● EXERCISE TASK
Return each line of the records holding the string "name".

● DATASET ENTRIES
►

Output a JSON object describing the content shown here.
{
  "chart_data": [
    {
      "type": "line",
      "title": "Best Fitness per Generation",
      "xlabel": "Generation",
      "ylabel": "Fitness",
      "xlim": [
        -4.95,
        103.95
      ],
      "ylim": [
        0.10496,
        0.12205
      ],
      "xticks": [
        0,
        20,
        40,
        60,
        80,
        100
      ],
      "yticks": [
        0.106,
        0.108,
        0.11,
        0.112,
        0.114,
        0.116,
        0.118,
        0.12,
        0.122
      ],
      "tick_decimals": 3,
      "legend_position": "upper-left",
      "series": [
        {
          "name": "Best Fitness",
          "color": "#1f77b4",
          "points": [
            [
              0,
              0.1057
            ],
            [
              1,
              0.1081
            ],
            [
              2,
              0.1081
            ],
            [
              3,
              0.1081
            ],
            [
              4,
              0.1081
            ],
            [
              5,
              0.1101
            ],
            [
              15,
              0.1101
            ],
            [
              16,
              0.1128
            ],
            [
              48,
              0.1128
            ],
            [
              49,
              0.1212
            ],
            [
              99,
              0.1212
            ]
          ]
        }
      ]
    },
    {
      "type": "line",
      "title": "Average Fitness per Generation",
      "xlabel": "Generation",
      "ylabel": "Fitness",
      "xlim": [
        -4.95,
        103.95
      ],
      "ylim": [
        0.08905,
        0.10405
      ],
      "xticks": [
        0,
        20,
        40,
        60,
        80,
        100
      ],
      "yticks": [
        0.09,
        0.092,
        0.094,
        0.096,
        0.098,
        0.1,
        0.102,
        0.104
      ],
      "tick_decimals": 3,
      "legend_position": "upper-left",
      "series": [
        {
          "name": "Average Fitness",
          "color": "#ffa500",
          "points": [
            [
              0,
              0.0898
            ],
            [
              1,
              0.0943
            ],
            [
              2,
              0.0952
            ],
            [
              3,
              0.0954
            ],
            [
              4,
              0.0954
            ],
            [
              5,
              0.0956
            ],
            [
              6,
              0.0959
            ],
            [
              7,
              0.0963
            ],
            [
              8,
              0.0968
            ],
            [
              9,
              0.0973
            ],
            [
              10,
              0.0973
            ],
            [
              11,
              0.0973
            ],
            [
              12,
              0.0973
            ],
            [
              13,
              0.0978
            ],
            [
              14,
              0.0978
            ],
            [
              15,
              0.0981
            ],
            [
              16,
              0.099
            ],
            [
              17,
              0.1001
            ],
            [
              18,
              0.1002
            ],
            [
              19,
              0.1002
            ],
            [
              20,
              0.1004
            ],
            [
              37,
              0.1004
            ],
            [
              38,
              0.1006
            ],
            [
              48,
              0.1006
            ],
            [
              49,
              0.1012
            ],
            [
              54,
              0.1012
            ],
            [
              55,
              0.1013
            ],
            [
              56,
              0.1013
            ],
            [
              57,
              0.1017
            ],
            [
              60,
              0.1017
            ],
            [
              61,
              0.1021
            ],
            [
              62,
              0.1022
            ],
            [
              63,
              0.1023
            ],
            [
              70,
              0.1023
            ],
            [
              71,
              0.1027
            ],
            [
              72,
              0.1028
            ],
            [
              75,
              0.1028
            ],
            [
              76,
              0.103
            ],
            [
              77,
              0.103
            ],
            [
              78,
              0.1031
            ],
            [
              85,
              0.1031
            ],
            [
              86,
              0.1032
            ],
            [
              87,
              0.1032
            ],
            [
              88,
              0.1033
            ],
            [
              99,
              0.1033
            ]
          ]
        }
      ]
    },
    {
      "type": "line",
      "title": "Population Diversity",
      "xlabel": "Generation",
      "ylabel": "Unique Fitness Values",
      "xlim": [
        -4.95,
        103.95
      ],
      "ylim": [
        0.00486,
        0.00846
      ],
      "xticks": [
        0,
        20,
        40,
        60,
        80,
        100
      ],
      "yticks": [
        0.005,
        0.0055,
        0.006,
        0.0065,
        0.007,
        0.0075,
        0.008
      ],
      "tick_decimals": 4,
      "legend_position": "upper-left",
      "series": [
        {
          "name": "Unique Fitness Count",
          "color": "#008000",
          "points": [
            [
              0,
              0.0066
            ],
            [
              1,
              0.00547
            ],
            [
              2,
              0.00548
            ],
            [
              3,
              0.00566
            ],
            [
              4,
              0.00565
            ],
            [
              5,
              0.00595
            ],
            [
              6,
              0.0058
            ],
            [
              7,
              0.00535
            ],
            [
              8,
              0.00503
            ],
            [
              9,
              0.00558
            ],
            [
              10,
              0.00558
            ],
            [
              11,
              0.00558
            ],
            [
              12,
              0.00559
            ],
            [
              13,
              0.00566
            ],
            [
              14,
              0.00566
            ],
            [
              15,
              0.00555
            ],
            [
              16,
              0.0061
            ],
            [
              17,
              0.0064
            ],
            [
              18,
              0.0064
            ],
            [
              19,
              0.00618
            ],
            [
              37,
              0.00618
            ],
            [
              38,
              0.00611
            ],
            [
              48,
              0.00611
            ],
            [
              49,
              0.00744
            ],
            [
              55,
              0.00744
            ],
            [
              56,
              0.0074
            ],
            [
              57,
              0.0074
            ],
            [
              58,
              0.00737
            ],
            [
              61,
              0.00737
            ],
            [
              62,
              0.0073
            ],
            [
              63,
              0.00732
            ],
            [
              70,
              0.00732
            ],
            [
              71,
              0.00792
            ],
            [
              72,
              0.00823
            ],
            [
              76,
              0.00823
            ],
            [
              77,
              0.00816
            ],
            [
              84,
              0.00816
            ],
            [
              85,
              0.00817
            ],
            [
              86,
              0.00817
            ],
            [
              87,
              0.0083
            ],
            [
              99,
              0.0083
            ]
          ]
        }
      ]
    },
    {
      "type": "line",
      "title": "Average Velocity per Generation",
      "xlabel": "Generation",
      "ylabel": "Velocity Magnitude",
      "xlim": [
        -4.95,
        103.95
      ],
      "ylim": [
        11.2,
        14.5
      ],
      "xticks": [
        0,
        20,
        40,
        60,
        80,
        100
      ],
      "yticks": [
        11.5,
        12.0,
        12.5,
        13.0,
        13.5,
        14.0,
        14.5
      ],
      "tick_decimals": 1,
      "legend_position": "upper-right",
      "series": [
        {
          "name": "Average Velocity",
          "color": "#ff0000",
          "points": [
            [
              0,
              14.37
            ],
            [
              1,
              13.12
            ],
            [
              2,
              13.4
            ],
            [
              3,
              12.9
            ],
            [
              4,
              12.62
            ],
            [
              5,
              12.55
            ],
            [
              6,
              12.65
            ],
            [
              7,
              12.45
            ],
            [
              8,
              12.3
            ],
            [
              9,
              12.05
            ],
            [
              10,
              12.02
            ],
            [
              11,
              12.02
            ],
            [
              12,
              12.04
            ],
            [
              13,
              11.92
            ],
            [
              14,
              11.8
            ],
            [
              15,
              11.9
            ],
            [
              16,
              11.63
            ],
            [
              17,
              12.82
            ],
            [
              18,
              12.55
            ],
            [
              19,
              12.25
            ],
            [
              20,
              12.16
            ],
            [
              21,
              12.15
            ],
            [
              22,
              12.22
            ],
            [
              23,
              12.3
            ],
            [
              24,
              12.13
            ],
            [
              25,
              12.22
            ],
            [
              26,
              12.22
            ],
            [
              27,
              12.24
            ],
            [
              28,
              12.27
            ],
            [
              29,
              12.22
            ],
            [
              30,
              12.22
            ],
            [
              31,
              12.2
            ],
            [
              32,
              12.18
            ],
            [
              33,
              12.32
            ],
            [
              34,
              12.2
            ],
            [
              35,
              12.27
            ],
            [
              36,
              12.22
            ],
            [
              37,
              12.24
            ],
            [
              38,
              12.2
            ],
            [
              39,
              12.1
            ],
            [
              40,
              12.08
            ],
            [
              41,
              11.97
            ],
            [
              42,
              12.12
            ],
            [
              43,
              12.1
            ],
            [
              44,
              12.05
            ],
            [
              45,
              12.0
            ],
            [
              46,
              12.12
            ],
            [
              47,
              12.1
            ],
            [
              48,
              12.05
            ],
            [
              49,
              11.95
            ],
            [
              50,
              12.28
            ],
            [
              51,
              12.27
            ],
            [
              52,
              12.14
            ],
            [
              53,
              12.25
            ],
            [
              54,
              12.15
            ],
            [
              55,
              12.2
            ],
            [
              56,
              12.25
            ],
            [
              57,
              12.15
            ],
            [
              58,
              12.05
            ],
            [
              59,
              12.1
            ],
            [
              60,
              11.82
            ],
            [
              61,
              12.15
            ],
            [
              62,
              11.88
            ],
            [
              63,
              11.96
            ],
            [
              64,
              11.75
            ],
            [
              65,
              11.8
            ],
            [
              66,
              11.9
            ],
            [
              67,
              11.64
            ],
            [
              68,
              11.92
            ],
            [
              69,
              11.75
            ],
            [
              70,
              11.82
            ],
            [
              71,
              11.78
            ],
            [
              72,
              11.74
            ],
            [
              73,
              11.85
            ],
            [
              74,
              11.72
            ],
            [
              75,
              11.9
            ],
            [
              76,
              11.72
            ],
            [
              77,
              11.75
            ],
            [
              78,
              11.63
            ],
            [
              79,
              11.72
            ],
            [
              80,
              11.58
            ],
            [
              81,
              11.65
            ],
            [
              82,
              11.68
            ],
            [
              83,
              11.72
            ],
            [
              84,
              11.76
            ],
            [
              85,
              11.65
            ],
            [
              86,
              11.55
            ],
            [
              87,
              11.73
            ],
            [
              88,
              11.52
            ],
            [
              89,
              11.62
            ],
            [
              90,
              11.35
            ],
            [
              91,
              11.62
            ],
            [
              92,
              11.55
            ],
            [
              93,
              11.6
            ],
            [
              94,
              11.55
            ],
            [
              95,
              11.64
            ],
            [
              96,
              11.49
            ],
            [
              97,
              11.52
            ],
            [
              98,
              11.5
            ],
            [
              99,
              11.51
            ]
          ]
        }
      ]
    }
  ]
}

◄

● RESPONSE
          "name": "Best Fitness",
          "name": "Average Fitness",
          "name": "Unique Fitness Count",
          "name": "Average Velocity",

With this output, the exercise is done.